┌──
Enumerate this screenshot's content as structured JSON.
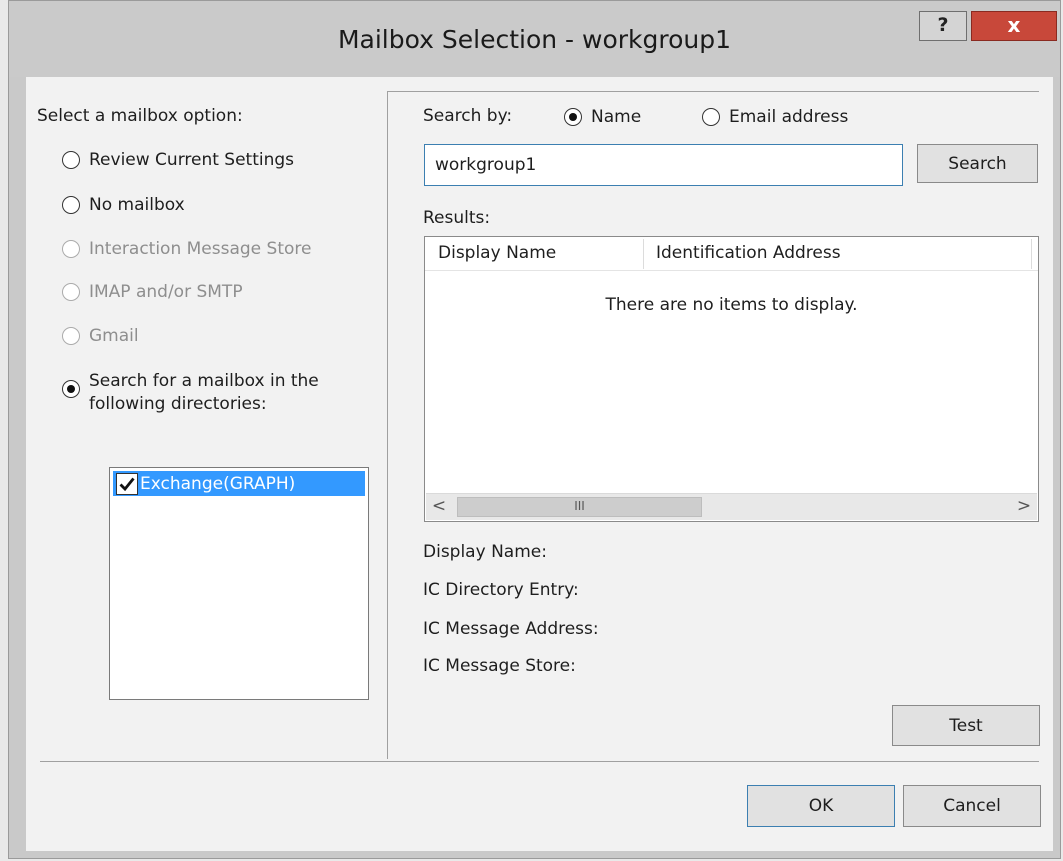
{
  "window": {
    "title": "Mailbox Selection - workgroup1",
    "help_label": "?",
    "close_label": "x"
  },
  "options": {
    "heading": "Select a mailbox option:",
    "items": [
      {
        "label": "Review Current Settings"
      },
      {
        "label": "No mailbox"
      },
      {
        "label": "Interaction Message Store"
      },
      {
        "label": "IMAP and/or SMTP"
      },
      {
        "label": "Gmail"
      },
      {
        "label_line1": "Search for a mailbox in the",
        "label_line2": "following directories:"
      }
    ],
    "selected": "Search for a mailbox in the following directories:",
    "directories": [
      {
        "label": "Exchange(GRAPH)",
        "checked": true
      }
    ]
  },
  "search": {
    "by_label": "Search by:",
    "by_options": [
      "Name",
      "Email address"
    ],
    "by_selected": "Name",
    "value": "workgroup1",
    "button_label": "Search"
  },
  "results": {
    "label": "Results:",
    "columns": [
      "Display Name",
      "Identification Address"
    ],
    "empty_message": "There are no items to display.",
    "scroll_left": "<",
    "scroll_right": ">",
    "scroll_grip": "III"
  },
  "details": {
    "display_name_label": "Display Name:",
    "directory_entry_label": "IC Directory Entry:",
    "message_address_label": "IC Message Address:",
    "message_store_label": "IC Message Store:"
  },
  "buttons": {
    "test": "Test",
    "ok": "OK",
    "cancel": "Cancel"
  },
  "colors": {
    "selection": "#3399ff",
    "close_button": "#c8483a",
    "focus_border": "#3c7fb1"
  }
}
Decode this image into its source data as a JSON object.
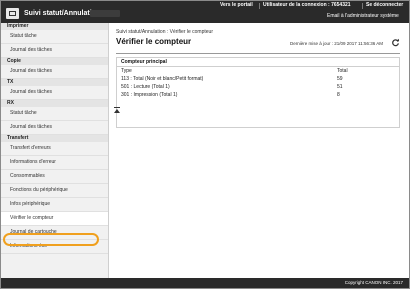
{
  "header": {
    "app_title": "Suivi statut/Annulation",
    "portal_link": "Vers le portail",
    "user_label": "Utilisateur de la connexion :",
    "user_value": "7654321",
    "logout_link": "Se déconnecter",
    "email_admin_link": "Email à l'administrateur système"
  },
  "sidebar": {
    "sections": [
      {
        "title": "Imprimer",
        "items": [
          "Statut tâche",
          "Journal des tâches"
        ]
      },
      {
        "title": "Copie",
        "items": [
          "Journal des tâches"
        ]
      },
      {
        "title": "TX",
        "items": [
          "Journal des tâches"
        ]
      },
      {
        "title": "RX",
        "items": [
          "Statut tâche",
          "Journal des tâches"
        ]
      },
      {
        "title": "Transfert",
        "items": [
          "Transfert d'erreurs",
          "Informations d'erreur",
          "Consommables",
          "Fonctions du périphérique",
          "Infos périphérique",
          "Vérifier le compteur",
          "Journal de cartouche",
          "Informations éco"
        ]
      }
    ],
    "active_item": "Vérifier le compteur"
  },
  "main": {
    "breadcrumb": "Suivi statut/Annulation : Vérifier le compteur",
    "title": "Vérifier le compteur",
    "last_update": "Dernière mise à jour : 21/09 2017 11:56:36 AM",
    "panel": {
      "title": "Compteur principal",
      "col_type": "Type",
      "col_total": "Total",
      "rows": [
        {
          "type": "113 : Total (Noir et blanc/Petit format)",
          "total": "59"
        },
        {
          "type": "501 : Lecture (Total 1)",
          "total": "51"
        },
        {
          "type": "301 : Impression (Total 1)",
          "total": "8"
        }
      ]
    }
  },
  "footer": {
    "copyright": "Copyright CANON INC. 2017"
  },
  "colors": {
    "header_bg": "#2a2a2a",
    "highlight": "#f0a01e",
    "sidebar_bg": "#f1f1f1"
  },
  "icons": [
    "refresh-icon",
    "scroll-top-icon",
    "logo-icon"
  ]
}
└──
Exactly reproduce each record, leaving out any pictures.

Enumerate this screenshot's content as structured JSON.
{
  "window": {
    "title": "Mailbox Selection - workgroup1",
    "help_label": "?",
    "close_label": "x"
  },
  "options": {
    "heading": "Select a mailbox option:",
    "items": [
      {
        "label": "Review Current Settings"
      },
      {
        "label": "No mailbox"
      },
      {
        "label": "Interaction Message Store"
      },
      {
        "label": "IMAP and/or SMTP"
      },
      {
        "label": "Gmail"
      },
      {
        "label_line1": "Search for a mailbox in the",
        "label_line2": "following directories:"
      }
    ],
    "selected": "Search for a mailbox in the following directories:",
    "directories": [
      {
        "label": "Exchange(GRAPH)",
        "checked": true
      }
    ]
  },
  "search": {
    "by_label": "Search by:",
    "by_options": [
      "Name",
      "Email address"
    ],
    "by_selected": "Name",
    "value": "workgroup1",
    "button_label": "Search"
  },
  "results": {
    "label": "Results:",
    "columns": [
      "Display Name",
      "Identification Address"
    ],
    "empty_message": "There are no items to display.",
    "scroll_left": "<",
    "scroll_right": ">",
    "scroll_grip": "III"
  },
  "details": {
    "display_name_label": "Display Name:",
    "directory_entry_label": "IC Directory Entry:",
    "message_address_label": "IC Message Address:",
    "message_store_label": "IC Message Store:"
  },
  "buttons": {
    "test": "Test",
    "ok": "OK",
    "cancel": "Cancel"
  },
  "colors": {
    "selection": "#3399ff",
    "close_button": "#c8483a",
    "focus_border": "#3c7fb1"
  }
}
Decode this image into its source data as a JSON object.
{
  "header": {
    "app_title": "Suivi statut/Annulation",
    "portal_link": "Vers le portail",
    "user_label": "Utilisateur de la connexion :",
    "user_value": "7654321",
    "logout_link": "Se déconnecter",
    "email_admin_link": "Email à l'administrateur système"
  },
  "sidebar": {
    "sections": [
      {
        "title": "Imprimer",
        "items": [
          "Statut tâche",
          "Journal des tâches"
        ]
      },
      {
        "title": "Copie",
        "items": [
          "Journal des tâches"
        ]
      },
      {
        "title": "TX",
        "items": [
          "Journal des tâches"
        ]
      },
      {
        "title": "RX",
        "items": [
          "Statut tâche",
          "Journal des tâches"
        ]
      },
      {
        "title": "Transfert",
        "items": [
          "Transfert d'erreurs",
          "Informations d'erreur",
          "Consommables",
          "Fonctions du périphérique",
          "Infos périphérique",
          "Vérifier le compteur",
          "Journal de cartouche",
          "Informations éco"
        ]
      }
    ],
    "active_item": "Vérifier le compteur"
  },
  "main": {
    "breadcrumb": "Suivi statut/Annulation : Vérifier le compteur",
    "title": "Vérifier le compteur",
    "last_update": "Dernière mise à jour : 21/09 2017 11:56:36 AM",
    "panel": {
      "title": "Compteur principal",
      "col_type": "Type",
      "col_total": "Total",
      "rows": [
        {
          "type": "113 : Total (Noir et blanc/Petit format)",
          "total": "59"
        },
        {
          "type": "501 : Lecture (Total 1)",
          "total": "51"
        },
        {
          "type": "301 : Impression (Total 1)",
          "total": "8"
        }
      ]
    }
  },
  "footer": {
    "copyright": "Copyright CANON INC. 2017"
  },
  "colors": {
    "header_bg": "#2a2a2a",
    "highlight": "#f0a01e",
    "sidebar_bg": "#f1f1f1"
  },
  "icons": [
    "refresh-icon",
    "scroll-top-icon",
    "logo-icon"
  ]
}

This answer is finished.